* start Rows *

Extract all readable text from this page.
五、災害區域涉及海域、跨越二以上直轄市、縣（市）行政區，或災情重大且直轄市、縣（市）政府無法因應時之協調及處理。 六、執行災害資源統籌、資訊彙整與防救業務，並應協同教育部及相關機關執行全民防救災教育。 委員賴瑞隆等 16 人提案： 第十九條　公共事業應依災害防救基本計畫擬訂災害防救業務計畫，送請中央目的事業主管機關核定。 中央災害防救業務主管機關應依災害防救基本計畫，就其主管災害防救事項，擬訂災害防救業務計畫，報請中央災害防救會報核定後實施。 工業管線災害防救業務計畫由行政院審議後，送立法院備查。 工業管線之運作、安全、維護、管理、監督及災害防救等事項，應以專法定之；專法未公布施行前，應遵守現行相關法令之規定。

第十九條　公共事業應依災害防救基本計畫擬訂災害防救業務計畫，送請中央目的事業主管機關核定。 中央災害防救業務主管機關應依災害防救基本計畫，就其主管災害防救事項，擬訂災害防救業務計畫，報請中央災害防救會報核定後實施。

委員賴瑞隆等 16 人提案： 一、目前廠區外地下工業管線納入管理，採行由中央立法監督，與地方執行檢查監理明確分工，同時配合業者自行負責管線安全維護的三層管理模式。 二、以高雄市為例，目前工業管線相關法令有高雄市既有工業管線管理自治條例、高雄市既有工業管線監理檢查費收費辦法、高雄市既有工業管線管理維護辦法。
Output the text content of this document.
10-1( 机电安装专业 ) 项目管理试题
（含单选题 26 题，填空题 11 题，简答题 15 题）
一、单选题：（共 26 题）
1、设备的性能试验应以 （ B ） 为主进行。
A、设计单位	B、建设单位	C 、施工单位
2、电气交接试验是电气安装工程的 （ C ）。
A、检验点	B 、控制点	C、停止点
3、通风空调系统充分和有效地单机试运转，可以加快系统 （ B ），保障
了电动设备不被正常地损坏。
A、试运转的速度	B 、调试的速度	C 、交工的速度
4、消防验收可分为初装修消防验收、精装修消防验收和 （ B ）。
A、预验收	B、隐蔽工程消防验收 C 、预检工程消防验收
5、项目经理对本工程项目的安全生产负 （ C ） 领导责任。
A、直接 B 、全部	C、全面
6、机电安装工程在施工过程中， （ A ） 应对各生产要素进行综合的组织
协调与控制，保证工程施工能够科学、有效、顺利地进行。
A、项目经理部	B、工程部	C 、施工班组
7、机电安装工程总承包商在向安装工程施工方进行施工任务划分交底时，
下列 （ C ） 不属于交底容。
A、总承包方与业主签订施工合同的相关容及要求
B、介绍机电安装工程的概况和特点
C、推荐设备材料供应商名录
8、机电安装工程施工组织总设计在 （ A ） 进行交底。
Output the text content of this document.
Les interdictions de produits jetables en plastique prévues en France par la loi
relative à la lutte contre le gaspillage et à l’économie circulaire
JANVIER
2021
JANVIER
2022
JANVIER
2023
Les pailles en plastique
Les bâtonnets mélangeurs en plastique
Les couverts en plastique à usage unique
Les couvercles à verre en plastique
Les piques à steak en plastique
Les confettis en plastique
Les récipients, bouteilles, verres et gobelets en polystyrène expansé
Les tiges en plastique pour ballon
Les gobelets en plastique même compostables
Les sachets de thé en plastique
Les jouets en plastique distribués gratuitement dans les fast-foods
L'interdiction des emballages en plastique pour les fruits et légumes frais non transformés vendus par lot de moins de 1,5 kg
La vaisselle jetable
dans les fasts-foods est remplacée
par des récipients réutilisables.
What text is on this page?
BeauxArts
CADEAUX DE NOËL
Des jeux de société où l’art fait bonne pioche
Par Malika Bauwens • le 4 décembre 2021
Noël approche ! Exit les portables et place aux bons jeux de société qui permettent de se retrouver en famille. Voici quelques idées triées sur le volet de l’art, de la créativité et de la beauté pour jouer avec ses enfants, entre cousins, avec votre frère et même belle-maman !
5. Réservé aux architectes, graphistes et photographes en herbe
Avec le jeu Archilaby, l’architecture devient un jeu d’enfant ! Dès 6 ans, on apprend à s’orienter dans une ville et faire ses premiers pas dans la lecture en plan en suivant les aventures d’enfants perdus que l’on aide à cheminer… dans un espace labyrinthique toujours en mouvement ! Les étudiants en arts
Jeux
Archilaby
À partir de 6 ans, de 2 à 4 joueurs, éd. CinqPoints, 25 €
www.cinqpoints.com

* end Rows *

- [The task]:
Please quote the records above exactly, without skipping a line.

- [Result for this exercise]:
Extract all readable text from this page.
五、災害區域涉及海域、跨越二以上直轄市、縣（市）行政區，或災情重大且直轄市、縣（市）政府無法因應時之協調及處理。 六、執行災害資源統籌、資訊彙整與防救業務，並應協同教育部及相關機關執行全民防救災教育。 委員賴瑞隆等 16 人提案： 第十九條　公共事業應依災害防救基本計畫擬訂災害防救業務計畫，送請中央目的事業主管機關核定。 中央災害防救業務主管機關應依災害防救基本計畫，就其主管災害防救事項，擬訂災害防救業務計畫，報請中央災害防救會報核定後實施。 工業管線災害防救業務計畫由行政院審議後，送立法院備查。 工業管線之運作、安全、維護、管理、監督及災害防救等事項，應以專法定之；專法未公布施行前，應遵守現行相關法令之規定。

第十九條　公共事業應依災害防救基本計畫擬訂災害防救業務計畫，送請中央目的事業主管機關核定。 中央災害防救業務主管機關應依災害防救基本計畫，就其主管災害防救事項，擬訂災害防救業務計畫，報請中央災害防救會報核定後實施。

委員賴瑞隆等 16 人提案： 一、目前廠區外地下工業管線納入管理，採行由中央立法監督，與地方執行檢查監理明確分工，同時配合業者自行負責管線安全維護的三層管理模式。 二、以高雄市為例，目前工業管線相關法令有高雄市既有工業管線管理自治條例、高雄市既有工業管線監理檢查費收費辦法、高雄市既有工業管線管理維護辦法。
Output the text content of this document.
10-1( 机电安装专业 ) 项目管理试题
（含单选题 26 题，填空题 11 题，简答题 15 题）
一、单选题：（共 26 题）
1、设备的性能试验应以 （ B ） 为主进行。
A、设计单位	B、建设单位	C 、施工单位
2、电气交接试验是电气安装工程的 （ C ）。
A、检验点	B 、控制点	C、停止点
3、通风空调系统充分和有效地单机试运转，可以加快系统 （ B ），保障
了电动设备不被正常地损坏。
A、试运转的速度	B 、调试的速度	C 、交工的速度
4、消防验收可分为初装修消防验收、精装修消防验收和 （ B ）。
A、预验收	B、隐蔽工程消防验收 C 、预检工程消防验收
5、项目经理对本工程项目的安全生产负 （ C ） 领导责任。
A、直接 B 、全部	C、全面
6、机电安装工程在施工过程中， （ A ） 应对各生产要素进行综合的组织
协调与控制，保证工程施工能够科学、有效、顺利地进行。
A、项目经理部	B、工程部	C 、施工班组
7、机电安装工程总承包商在向安装工程施工方进行施工任务划分交底时，
下列 （ C ） 不属于交底容。
A、总承包方与业主签订施工合同的相关容及要求
B、介绍机电安装工程的概况和特点
C、推荐设备材料供应商名录
8、机电安装工程施工组织总设计在 （ A ） 进行交底。
Output the text content of this document.
Les interdictions de produits jetables en plastique prévues en France par la loi
relative à la lutte contre le gaspillage et à l’économie circulaire
JANVIER
2021
JANVIER
2022
JANVIER
2023
Les pailles en plastique
Les bâtonnets mélangeurs en plastique
Les couverts en plastique à usage unique
Les couvercles à verre en plastique
Les piques à steak en plastique
Les confettis en plastique
Les récipients, bouteilles, verres et gobelets en polystyrène expansé
Les tiges en plastique pour ballon
Les gobelets en plastique même compostables
Les sachets de thé en plastique
Les jouets en plastique distribués gratuitement dans les fast-foods
L'interdiction des emballages en plastique pour les fruits et légumes frais non transformés vendus par lot de moins de 1,5 kg
La vaisselle jetable
dans les fasts-foods est remplacée
par des récipients réutilisables.
What text is on this page?
BeauxArts
CADEAUX DE NOËL
Des jeux de société où l’art fait bonne pioche
Par Malika Bauwens • le 4 décembre 2021
Noël approche ! Exit les portables et place aux bons jeux de société qui permettent de se retrouver en famille. Voici quelques idées triées sur le volet de l’art, de la créativité et de la beauté pour jouer avec ses enfants, entre cousins, avec votre frère et même belle-maman !
5. Réservé aux architectes, graphistes et photographes en herbe
Avec le jeu Archilaby, l’architecture devient un jeu d’enfant ! Dès 6 ans, on apprend à s’orienter dans une ville et faire ses premiers pas dans la lecture en plan en suivant les aventures d’enfants perdus que l’on aide à cheminer… dans un espace labyrinthique toujours en mouvement ! Les étudiants en arts
Jeux
Archilaby
À partir de 6 ans, de 2 à 4 joueurs, éd. CinqPoints, 25 €
www.cinqpoints.com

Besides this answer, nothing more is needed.